EXERCISE DESCRIPTION:
Output the records exactly. Include every line.

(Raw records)
_ _ _ _ _ _ _

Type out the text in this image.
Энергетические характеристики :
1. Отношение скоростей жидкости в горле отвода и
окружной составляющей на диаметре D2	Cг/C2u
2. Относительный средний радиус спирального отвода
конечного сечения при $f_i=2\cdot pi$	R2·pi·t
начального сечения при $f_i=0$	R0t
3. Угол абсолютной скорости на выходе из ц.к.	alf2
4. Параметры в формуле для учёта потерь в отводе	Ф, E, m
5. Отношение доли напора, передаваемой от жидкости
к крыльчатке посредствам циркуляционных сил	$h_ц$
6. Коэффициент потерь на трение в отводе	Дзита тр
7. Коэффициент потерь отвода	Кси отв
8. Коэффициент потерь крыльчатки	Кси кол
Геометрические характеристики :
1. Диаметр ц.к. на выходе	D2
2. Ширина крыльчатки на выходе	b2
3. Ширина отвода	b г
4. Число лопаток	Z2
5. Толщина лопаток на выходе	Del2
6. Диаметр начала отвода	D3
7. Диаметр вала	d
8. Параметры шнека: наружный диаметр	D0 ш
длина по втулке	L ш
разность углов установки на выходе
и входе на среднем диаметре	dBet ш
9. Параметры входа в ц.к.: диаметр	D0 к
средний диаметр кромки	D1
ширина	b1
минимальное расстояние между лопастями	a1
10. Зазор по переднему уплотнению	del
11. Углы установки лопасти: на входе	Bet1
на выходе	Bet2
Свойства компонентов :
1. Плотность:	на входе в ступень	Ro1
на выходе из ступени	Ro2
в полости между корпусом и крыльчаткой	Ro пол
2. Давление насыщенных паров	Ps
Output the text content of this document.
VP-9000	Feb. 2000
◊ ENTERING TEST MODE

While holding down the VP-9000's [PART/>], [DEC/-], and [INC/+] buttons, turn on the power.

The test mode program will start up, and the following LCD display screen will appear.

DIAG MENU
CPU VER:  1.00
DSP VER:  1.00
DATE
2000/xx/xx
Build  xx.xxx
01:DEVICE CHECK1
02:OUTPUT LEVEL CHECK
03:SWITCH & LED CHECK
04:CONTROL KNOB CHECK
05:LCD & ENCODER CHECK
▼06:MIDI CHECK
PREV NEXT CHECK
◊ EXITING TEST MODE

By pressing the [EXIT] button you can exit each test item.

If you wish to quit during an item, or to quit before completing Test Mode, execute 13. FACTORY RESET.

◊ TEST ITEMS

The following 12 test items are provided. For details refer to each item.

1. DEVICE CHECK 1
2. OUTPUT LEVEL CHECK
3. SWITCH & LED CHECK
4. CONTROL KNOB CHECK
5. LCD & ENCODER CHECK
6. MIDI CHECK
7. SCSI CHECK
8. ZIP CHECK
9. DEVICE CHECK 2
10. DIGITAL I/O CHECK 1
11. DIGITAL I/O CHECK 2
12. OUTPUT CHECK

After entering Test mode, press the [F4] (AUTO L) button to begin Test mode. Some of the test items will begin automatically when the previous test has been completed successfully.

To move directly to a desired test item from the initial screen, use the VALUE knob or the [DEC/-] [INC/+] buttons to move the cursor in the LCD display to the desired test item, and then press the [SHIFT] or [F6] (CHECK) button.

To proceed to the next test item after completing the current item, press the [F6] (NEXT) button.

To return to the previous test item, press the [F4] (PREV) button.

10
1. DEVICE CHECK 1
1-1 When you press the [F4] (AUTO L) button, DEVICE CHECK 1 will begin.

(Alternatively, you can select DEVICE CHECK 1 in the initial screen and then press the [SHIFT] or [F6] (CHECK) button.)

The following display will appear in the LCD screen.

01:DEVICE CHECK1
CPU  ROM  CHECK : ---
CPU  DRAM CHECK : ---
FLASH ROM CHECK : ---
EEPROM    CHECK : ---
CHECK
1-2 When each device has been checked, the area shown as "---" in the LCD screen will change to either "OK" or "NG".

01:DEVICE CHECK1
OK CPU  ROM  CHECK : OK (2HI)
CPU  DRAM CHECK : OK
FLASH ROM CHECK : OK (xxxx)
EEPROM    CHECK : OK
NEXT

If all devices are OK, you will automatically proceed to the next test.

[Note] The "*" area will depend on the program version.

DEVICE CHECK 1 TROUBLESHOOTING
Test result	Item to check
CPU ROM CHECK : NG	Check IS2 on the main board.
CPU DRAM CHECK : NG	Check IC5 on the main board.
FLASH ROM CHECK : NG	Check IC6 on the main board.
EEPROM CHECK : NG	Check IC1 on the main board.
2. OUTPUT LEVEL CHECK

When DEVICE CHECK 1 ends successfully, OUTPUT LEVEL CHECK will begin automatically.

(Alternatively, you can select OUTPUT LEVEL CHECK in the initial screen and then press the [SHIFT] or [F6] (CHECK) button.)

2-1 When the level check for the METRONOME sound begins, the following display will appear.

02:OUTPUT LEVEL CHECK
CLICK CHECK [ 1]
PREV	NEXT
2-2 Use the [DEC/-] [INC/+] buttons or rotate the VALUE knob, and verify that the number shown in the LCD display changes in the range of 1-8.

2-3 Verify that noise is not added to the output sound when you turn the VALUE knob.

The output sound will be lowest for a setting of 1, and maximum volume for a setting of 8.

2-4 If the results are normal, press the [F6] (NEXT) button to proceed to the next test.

_ _ _ _ _ _ _

TASK OUTPUT:
Type out the text in this image.
Энергетические характеристики :
1. Отношение скоростей жидкости в горле отвода и
окружной составляющей на диаметре D2	Cг/C2u
2. Относительный средний радиус спирального отвода
конечного сечения при $f_i=2\cdot pi$	R2·pi·t
начального сечения при $f_i=0$	R0t
3. Угол абсолютной скорости на выходе из ц.к.	alf2
4. Параметры в формуле для учёта потерь в отводе	Ф, E, m
5. Отношение доли напора, передаваемой от жидкости
к крыльчатке посредствам циркуляционных сил	$h_ц$
6. Коэффициент потерь на трение в отводе	Дзита тр
7. Коэффициент потерь отвода	Кси отв
8. Коэффициент потерь крыльчатки	Кси кол
Геометрические характеристики :
1. Диаметр ц.к. на выходе	D2
2. Ширина крыльчатки на выходе	b2
3. Ширина отвода	b г
4. Число лопаток	Z2
5. Толщина лопаток на выходе	Del2
6. Диаметр начала отвода	D3
7. Диаметр вала	d
8. Параметры шнека: наружный диаметр	D0 ш
длина по втулке	L ш
разность углов установки на выходе
и входе на среднем диаметре	dBet ш
9. Параметры входа в ц.к.: диаметр	D0 к
средний диаметр кромки	D1
ширина	b1
минимальное расстояние между лопастями	a1
10. Зазор по переднему уплотнению	del
11. Углы установки лопасти: на входе	Bet1
на выходе	Bet2
Свойства компонентов :
1. Плотность:	на входе в ступень	Ro1
на выходе из ступени	Ro2
в полости между корпусом и крыльчаткой	Ro пол
2. Давление насыщенных паров	Ps
Output the text content of this document.
VP-9000	Feb. 2000
◊ ENTERING TEST MODE

While holding down the VP-9000's [PART/>], [DEC/-], and [INC/+] buttons, turn on the power.

The test mode program will start up, and the following LCD display screen will appear.

DIAG MENU
CPU VER:  1.00
DSP VER:  1.00
DATE
2000/xx/xx
Build  xx.xxx
01:DEVICE CHECK1
02:OUTPUT LEVEL CHECK
03:SWITCH & LED CHECK
04:CONTROL KNOB CHECK
05:LCD & ENCODER CHECK
▼06:MIDI CHECK
PREV NEXT CHECK
◊ EXITING TEST MODE

By pressing the [EXIT] button you can exit each test item.

If you wish to quit during an item, or to quit before completing Test Mode, execute 13. FACTORY RESET.

◊ TEST ITEMS

The following 12 test items are provided. For details refer to each item.

1. DEVICE CHECK 1
2. OUTPUT LEVEL CHECK
3. SWITCH & LED CHECK
4. CONTROL KNOB CHECK
5. LCD & ENCODER CHECK
6. MIDI CHECK
7. SCSI CHECK
8. ZIP CHECK
9. DEVICE CHECK 2
10. DIGITAL I/O CHECK 1
11. DIGITAL I/O CHECK 2
12. OUTPUT CHECK

After entering Test mode, press the [F4] (AUTO L) button to begin Test mode. Some of the test items will begin automatically when the previous test has been completed successfully.

To move directly to a desired test item from the initial screen, use the VALUE knob or the [DEC/-] [INC/+] buttons to move the cursor in the LCD display to the desired test item, and then press the [SHIFT] or [F6] (CHECK) button.

To proceed to the next test item after completing the current item, press the [F6] (NEXT) button.

To return to the previous test item, press the [F4] (PREV) button.

10
1. DEVICE CHECK 1
1-1 When you press the [F4] (AUTO L) button, DEVICE CHECK 1 will begin.

(Alternatively, you can select DEVICE CHECK 1 in the initial screen and then press the [SHIFT] or [F6] (CHECK) button.)

The following display will appear in the LCD screen.

01:DEVICE CHECK1
CPU  ROM  CHECK : ---
CPU  DRAM CHECK : ---
FLASH ROM CHECK : ---
EEPROM    CHECK : ---
CHECK
1-2 When each device has been checked, the area shown as "---" in the LCD screen will change to either "OK" or "NG".

01:DEVICE CHECK1
OK CPU  ROM  CHECK : OK (2HI)
CPU  DRAM CHECK : OK
FLASH ROM CHECK : OK (xxxx)
EEPROM    CHECK : OK
NEXT

If all devices are OK, you will automatically proceed to the next test.

[Note] The "*" area will depend on the program version.

DEVICE CHECK 1 TROUBLESHOOTING
Test result	Item to check
CPU ROM CHECK : NG	Check IS2 on the main board.
CPU DRAM CHECK : NG	Check IC5 on the main board.
FLASH ROM CHECK : NG	Check IC6 on the main board.
EEPROM CHECK : NG	Check IC1 on the main board.
2. OUTPUT LEVEL CHECK

When DEVICE CHECK 1 ends successfully, OUTPUT LEVEL CHECK will begin automatically.

(Alternatively, you can select OUTPUT LEVEL CHECK in the initial screen and then press the [SHIFT] or [F6] (CHECK) button.)

2-1 When the level check for the METRONOME sound begins, the following display will appear.

02:OUTPUT LEVEL CHECK
CLICK CHECK [ 1]
PREV	NEXT
2-2 Use the [DEC/-] [INC/+] buttons or rotate the VALUE knob, and verify that the number shown in the LCD display changes in the range of 1-8.

2-3 Verify that noise is not added to the output sound when you turn the VALUE knob.

The output sound will be lowest for a setting of 1, and maximum volume for a setting of 8.

2-4 If the results are normal, press the [F6] (NEXT) button to proceed to the next test.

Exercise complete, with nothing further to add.